*Description of the task:*
Below is a set of entries. Reproduce exactly the lines from the one containing "Give me a plain-text" through the end, both included.

___ Extracted records ___

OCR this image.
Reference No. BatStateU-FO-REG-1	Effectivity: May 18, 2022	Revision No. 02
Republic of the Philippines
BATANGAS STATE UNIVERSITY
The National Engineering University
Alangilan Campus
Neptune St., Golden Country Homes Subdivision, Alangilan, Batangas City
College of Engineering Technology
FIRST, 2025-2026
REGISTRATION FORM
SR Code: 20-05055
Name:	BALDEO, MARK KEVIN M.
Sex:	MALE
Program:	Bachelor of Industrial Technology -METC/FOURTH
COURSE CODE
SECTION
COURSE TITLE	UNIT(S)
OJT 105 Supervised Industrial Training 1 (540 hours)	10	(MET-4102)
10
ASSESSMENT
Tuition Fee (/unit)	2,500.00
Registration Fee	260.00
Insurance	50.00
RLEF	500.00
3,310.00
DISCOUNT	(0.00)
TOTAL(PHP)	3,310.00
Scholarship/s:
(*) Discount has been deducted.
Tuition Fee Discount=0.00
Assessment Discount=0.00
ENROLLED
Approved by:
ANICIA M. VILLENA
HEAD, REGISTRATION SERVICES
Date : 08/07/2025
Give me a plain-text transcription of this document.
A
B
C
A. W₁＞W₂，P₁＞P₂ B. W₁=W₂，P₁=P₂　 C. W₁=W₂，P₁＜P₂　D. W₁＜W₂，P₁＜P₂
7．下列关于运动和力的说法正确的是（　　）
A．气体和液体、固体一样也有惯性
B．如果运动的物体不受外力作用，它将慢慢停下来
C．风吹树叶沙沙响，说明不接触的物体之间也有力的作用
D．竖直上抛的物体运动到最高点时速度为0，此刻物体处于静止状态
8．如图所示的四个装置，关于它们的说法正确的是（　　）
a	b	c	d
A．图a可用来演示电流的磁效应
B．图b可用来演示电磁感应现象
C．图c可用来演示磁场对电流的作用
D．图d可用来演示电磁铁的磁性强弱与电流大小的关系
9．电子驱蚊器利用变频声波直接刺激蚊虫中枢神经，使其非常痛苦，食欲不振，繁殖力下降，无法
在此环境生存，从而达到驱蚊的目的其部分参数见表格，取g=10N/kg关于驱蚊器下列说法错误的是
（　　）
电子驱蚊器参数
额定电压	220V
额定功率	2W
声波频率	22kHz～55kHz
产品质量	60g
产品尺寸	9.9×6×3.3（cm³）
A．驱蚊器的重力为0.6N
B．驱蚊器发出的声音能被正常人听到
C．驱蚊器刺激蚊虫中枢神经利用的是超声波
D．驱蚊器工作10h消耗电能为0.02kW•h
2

___

*Answer to this exercise:*
Give me a plain-text transcription of this document.
A
B
C
A. W₁＞W₂，P₁＞P₂ B. W₁=W₂，P₁=P₂　 C. W₁=W₂，P₁＜P₂　D. W₁＜W₂，P₁＜P₂
7．下列关于运动和力的说法正确的是（　　）
A．气体和液体、固体一样也有惯性
B．如果运动的物体不受外力作用，它将慢慢停下来
C．风吹树叶沙沙响，说明不接触的物体之间也有力的作用
D．竖直上抛的物体运动到最高点时速度为0，此刻物体处于静止状态
8．如图所示的四个装置，关于它们的说法正确的是（　　）
a	b	c	d
A．图a可用来演示电流的磁效应
B．图b可用来演示电磁感应现象
C．图c可用来演示磁场对电流的作用
D．图d可用来演示电磁铁的磁性强弱与电流大小的关系
9．电子驱蚊器利用变频声波直接刺激蚊虫中枢神经，使其非常痛苦，食欲不振，繁殖力下降，无法
在此环境生存，从而达到驱蚊的目的其部分参数见表格，取g=10N/kg关于驱蚊器下列说法错误的是
（　　）
电子驱蚊器参数
额定电压	220V
额定功率	2W
声波频率	22kHz～55kHz
产品质量	60g
产品尺寸	9.9×6×3.3（cm³）
A．驱蚊器的重力为0.6N
B．驱蚊器发出的声音能被正常人听到
C．驱蚊器刺激蚊虫中枢神经利用的是超声波
D．驱蚊器工作10h消耗电能为0.02kW•h
2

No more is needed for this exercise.